[THE INPUT]
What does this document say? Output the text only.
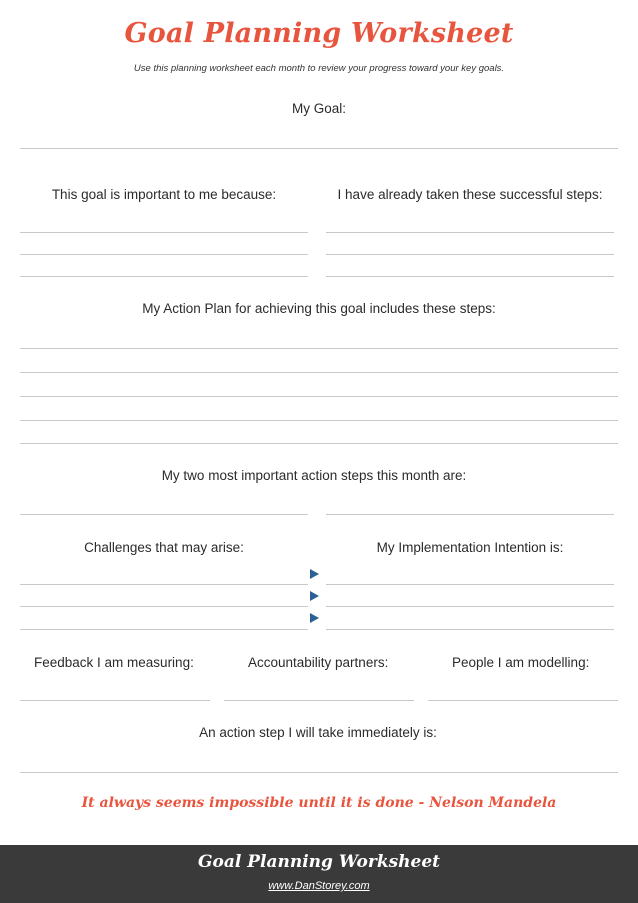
Goal Planning Worksheet
Use this planning worksheet each month to review your progress toward your key goals.
My Goal:
This goal is important to me because:	I have already taken these successful steps:
My Action Plan for achieving this goal includes these steps:
My two most important action steps this month are:
Challenges that may arise:	My Implementation Intention is:
Feedback I am measuring:	Accountability partners:	People I am modelling:
An action step I will take immediately is:
It always seems impossible until it is done - Nelson Mandela
Goal Planning Worksheet
www.DanStorey.com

[WORK TO COMPLETE] Reproduce the material in its entirety and word for word, without the pictures.

[TASK OUTPUT]
What does this document say? Output the text only.
Goal Planning Worksheet
Use this planning worksheet each month to review your progress toward your key goals.
My Goal:
This goal is important to me because:	I have already taken these successful steps:
My Action Plan for achieving this goal includes these steps:
My two most important action steps this month are:
Challenges that may arise:	My Implementation Intention is:
Feedback I am measuring:	Accountability partners:	People I am modelling:
An action step I will take immediately is:
It always seems impossible until it is done - Nelson Mandela
Goal Planning Worksheet
www.DanStorey.com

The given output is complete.